Stored items from a collection
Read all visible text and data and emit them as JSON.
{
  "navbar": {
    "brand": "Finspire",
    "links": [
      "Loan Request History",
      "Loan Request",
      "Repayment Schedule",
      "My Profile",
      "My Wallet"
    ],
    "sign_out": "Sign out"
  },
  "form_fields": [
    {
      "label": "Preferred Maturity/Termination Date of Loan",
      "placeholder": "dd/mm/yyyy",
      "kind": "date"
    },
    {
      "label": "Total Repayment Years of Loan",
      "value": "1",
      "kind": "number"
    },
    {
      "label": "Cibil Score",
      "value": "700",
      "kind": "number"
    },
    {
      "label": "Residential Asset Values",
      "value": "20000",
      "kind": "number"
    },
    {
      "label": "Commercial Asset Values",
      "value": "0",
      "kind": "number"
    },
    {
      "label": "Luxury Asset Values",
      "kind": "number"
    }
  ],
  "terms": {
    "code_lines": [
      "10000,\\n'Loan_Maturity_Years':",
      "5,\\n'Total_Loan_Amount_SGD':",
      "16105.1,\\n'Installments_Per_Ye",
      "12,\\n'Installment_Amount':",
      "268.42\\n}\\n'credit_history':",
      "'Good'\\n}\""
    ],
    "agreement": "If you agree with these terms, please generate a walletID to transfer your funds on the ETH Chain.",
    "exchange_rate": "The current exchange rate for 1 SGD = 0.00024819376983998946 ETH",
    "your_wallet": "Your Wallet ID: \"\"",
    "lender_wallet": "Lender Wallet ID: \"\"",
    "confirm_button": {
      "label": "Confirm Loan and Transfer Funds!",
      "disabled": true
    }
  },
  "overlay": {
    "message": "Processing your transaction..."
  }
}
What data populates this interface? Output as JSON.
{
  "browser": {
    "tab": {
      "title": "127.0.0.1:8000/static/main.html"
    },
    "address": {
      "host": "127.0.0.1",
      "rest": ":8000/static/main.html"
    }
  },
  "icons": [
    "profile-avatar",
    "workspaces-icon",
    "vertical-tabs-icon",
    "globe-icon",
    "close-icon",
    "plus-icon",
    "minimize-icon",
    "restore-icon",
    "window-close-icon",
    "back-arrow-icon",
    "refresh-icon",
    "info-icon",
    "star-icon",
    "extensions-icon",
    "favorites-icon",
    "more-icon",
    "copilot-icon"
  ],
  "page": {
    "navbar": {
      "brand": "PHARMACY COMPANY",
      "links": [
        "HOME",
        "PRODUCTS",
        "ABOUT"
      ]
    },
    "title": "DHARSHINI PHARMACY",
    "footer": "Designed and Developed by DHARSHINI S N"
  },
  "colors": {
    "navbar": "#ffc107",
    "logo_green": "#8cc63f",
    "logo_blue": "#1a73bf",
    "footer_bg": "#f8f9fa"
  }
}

--- Written problem ---
Return every line of the material exactly.

--- Task output ---
Read all visible text and data and emit them as JSON.
{
  "navbar": {
    "brand": "Finspire",
    "links": [
      "Loan Request History",
      "Loan Request",
      "Repayment Schedule",
      "My Profile",
      "My Wallet"
    ],
    "sign_out": "Sign out"
  },
  "form_fields": [
    {
      "label": "Preferred Maturity/Termination Date of Loan",
      "placeholder": "dd/mm/yyyy",
      "kind": "date"
    },
    {
      "label": "Total Repayment Years of Loan",
      "value": "1",
      "kind": "number"
    },
    {
      "label": "Cibil Score",
      "value": "700",
      "kind": "number"
    },
    {
      "label": "Residential Asset Values",
      "value": "20000",
      "kind": "number"
    },
    {
      "label": "Commercial Asset Values",
      "value": "0",
      "kind": "number"
    },
    {
      "label": "Luxury Asset Values",
      "kind": "number"
    }
  ],
  "terms": {
    "code_lines": [
      "10000,\\n'Loan_Maturity_Years':",
      "5,\\n'Total_Loan_Amount_SGD':",
      "16105.1,\\n'Installments_Per_Ye",
      "12,\\n'Installment_Amount':",
      "268.42\\n}\\n'credit_history':",
      "'Good'\\n}\""
    ],
    "agreement": "If you agree with these terms, please generate a walletID to transfer your funds on the ETH Chain.",
    "exchange_rate": "The current exchange rate for 1 SGD = 0.00024819376983998946 ETH",
    "your_wallet": "Your Wallet ID: \"\"",
    "lender_wallet": "Lender Wallet ID: \"\"",
    "confirm_button": {
      "label": "Confirm Loan and Transfer Funds!",
      "disabled": true
    }
  },
  "overlay": {
    "message": "Processing your transaction..."
  }
}
What data populates this interface? Output as JSON.
{
  "browser": {
    "tab": {
      "title": "127.0.0.1:8000/static/main.html"
    },
    "address": {
      "host": "127.0.0.1",
      "rest": ":8000/static/main.html"
    }
  },
  "icons": [
    "profile-avatar",
    "workspaces-icon",
    "vertical-tabs-icon",
    "globe-icon",
    "close-icon",
    "plus-icon",
    "minimize-icon",
    "restore-icon",
    "window-close-icon",
    "back-arrow-icon",
    "refresh-icon",
    "info-icon",
    "star-icon",
    "extensions-icon",
    "favorites-icon",
    "more-icon",
    "copilot-icon"
  ],
  "page": {
    "navbar": {
      "brand": "PHARMACY COMPANY",
      "links": [
        "HOME",
        "PRODUCTS",
        "ABOUT"
      ]
    },
    "title": "DHARSHINI PHARMACY",
    "footer": "Designed and Developed by DHARSHINI S N"
  },
  "colors": {
    "navbar": "#ffc107",
    "logo_green": "#8cc63f",
    "logo_blue": "#1a73bf",
    "footer_bg": "#f8f9fa"
  }
}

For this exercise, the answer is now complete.